* [SET TASKS]
1. What does Uber_Yota_916 advise in the idle vs stop/start thread? List each instruction separately.
2. Answer these questions from the idle vs stop/start thread:
(a) How far from the car must the key fob be for Dontmakemepullauonyou's car to be impossible to steal?
(b) Past what length of time does losku turn the engine off?
(c) According to CatchyMusicLover, how long must a modern car be turned off to get better mpg?
3. Extract the part of the idle vs stop/start thread starting with "## UberPasco (Oct" and going on through "(Aug 21, 2017)".

* [PASSAGE SHOWN]

########

# Car care: Idle vs stop/start?



## DeathByFlex (Nov 29, 2017)

Any gearheads who can chime in regarding which causes the least amount of wear and tear?

1) Leaving the engine running whenever possible (like when there's no chance of vehicle theft), or...

2) Stopping/starting the engine at each stop

My non-mechanic thoughts are that stopping/starting creates more wear on the starter and key mechanism. It may also cause elevated thermal stresses as some sensors and exhaust components experience shallow cooling/warming cycles as opposed to a steady temp. Whereas allowing the vehicle to idle is essentially 4+ hours of wear on virtually all engine internals.

Wearing out the starter sounds like the least expensive option in terms of long-term operating costs but maybe there's more to this.


----------



## Chicago-uber (Jun 18, 2014)

There's always a chance of theft. That being said, I always leave the vehicle on.


----------



## Dontmakemepullauonyou (Oct 13, 2015)

When I do pizza delivery I leave my car on while on a delivery and back at the store if it's busy and I know I can be out with another delivery within minutes. 

But my car can't be stolen if the key fob is more than 5 feet from the car, car won't let you take it out of park but to get to that point you'd have to break a window. 

I also feel it's better to just keep it running and all oils flowing then starting it a bunch of times. But then again I don't uber anymore I do pizza delivery but if I did uber eats I'd always leave my car running.


----------



## Uber_Yota_916 (May 1, 2017)

Turn it off. Use synthetic oil. Change said oil regularly.


----------



## DeathByFlex (Nov 29, 2017)

Dontmakemepullauonyou said:


> I also feel it's better to just keep it running and all oils flowing then starting it a bunch of times.


So the theory being that it takes a short time for the oil to be pumped up to the top end and, during this time, more engine wear occurs? Hadn't thought of that...


----------



## jester121 (Sep 6, 2016)

Meh... I figure with modern oil everything stays nice and coated, it's not like there's any actual wear taking place unless the car has been sitting for months, or long enough to go dry.


----------



## Dontmakemepullauonyou (Oct 13, 2015)

DeathByFlex said:


> So the theory being that it takes a short time for the oil to be pumped up to the top end and, during this time, more engine wear occurs? Hadn't thought of that...


I dunno I just like to keep my oils at temp for when I need to go 0-60 in 4sec


----------



## UberPasco (Oct 18, 2015)

Besided starter, your battery life will be shortened. Also, your mpg will also be lower (albeit by a tenth or so over a few months, lol)


----------



## losku (Aug 21, 2017)

Not sure. The rule of thumb I use is if it's more than 1 ~ 2 minutes, I'd turn it off, but I don't want anyone stealing my beater. Even if it's beater, it's my beater  but then Corolla has issue with starters I think.


----------



## CatchyMusicLover (Sep 18, 2015)

UberPasco said:


> Besided starter, your battery life will be shortened. Also, your mpg will also be lower (albeit by a tenth or so over a few months, lol)


My own, admittedly not deep, release online suggests in modern cars you will get BETTER mpg if you turn it off for more than 10-15 seconds (this isn't true with older cars though)


----------



## DeathByFlex (Nov 29, 2017)

########

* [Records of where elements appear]
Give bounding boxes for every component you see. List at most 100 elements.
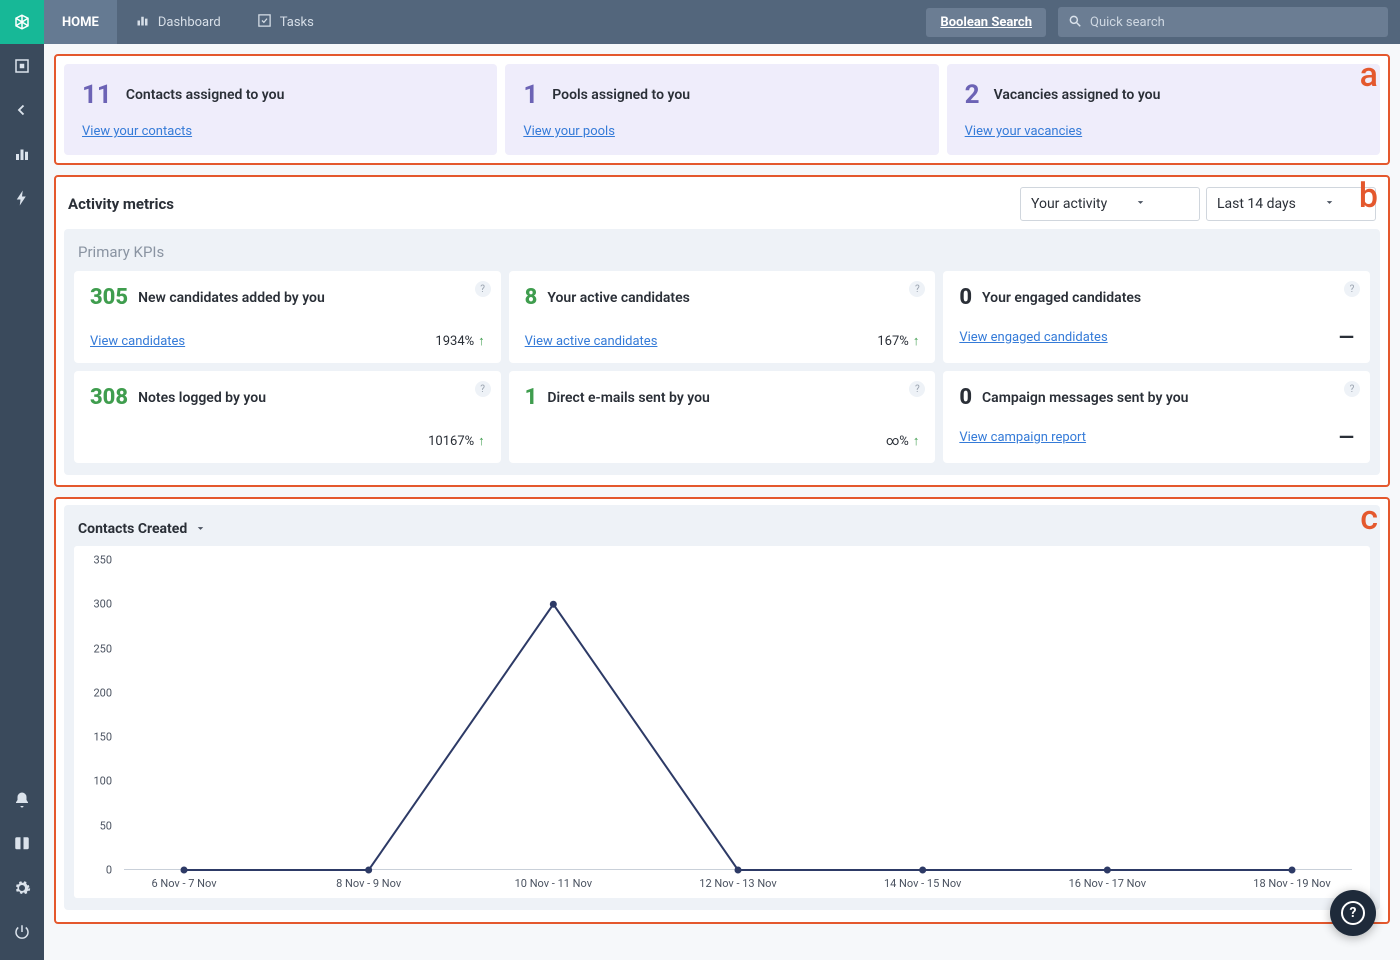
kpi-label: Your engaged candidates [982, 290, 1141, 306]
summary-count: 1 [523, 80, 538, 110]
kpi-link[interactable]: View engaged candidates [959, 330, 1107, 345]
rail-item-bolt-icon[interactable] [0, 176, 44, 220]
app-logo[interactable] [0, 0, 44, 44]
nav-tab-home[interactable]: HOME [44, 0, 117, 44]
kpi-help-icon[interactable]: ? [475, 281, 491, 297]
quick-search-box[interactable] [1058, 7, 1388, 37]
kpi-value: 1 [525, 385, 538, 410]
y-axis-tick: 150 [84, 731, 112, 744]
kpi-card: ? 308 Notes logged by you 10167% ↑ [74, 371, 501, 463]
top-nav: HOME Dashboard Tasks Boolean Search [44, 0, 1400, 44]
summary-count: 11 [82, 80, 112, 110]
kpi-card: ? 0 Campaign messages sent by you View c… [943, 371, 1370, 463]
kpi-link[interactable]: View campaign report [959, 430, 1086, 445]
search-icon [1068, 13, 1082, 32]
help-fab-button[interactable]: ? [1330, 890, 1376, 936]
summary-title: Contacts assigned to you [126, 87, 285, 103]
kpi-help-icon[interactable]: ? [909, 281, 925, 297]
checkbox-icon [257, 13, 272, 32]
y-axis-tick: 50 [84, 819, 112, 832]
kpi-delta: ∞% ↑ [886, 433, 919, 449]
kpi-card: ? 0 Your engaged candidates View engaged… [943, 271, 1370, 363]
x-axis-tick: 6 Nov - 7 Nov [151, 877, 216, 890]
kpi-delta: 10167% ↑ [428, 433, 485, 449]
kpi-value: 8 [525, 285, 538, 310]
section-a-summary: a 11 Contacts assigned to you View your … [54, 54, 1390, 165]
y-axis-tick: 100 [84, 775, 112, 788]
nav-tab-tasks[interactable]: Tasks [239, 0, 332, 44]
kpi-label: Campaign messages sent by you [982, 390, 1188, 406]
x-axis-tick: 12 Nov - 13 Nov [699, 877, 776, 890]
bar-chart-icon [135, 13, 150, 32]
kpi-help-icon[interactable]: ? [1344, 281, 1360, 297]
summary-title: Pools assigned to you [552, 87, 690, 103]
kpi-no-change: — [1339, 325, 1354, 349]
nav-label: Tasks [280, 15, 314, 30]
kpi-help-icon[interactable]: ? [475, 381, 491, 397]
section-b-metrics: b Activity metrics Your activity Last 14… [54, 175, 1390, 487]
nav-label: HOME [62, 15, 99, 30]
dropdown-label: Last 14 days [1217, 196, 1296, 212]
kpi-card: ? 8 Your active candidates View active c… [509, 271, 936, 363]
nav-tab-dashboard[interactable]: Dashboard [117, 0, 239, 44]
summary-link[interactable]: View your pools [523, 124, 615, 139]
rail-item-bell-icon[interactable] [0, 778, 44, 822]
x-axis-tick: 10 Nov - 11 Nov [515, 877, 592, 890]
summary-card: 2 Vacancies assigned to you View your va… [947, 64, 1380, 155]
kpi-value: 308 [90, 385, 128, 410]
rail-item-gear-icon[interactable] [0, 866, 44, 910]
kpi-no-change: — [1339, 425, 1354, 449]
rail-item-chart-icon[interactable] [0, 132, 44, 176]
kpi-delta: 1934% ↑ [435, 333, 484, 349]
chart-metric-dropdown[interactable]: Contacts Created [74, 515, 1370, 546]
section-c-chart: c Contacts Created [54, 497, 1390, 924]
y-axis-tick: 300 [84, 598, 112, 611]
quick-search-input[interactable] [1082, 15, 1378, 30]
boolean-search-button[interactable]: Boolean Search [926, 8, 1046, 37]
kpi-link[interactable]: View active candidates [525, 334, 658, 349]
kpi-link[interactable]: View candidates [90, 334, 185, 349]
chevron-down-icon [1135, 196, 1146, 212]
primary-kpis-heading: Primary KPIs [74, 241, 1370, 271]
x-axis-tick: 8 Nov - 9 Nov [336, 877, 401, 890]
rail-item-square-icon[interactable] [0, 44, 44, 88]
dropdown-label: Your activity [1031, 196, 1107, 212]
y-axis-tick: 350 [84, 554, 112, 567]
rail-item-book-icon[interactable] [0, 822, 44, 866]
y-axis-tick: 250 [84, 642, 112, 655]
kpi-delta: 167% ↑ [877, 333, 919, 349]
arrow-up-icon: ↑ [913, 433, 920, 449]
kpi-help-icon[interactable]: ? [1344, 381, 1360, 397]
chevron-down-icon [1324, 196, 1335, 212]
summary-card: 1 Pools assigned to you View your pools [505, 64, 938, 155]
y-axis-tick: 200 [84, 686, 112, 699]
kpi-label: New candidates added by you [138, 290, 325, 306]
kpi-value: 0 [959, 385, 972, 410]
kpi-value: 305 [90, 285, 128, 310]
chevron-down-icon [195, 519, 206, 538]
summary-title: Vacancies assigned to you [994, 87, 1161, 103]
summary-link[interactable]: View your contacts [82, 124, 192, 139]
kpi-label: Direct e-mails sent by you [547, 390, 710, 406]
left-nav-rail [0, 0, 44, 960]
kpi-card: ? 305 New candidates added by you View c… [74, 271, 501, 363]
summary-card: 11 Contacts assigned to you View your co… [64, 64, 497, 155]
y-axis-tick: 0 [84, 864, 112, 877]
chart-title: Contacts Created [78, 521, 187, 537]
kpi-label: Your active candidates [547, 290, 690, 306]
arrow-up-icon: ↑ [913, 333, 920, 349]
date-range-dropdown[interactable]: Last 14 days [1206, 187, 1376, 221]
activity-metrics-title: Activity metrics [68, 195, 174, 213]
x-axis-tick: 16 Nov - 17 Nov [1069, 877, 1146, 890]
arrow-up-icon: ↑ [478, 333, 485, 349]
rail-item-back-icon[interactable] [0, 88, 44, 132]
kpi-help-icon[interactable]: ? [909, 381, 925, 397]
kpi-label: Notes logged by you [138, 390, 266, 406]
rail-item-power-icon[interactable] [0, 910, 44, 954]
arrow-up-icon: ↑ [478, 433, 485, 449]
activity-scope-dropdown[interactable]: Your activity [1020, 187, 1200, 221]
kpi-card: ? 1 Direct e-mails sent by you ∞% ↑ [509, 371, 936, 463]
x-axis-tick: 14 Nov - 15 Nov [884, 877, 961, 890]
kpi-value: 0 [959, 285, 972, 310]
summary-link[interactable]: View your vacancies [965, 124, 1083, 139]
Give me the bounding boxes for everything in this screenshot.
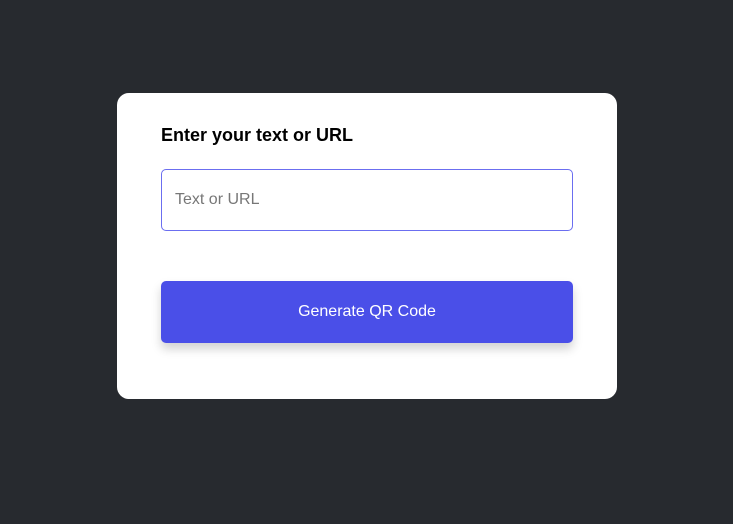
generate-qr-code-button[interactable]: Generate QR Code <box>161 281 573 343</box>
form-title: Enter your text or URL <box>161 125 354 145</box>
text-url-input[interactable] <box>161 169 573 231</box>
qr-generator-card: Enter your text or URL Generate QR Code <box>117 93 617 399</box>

########

* [SOLUTIONS TO EACH TASK]
1.
- Turn it off.
- Use synthetic oil.
- Change said oil regularly.

2.
(a) More than 5 feet.
(b) More than 1 to 2 minutes.
(c) More than 10 to 15 seconds.

3.
## UberPasco (Oct 18, 2015)

Besided starter, your battery life will be shortened. Also, your mpg will also be lower (albeit by a tenth or so over a few months, lol)


----------



## losku (Aug 21, 2017)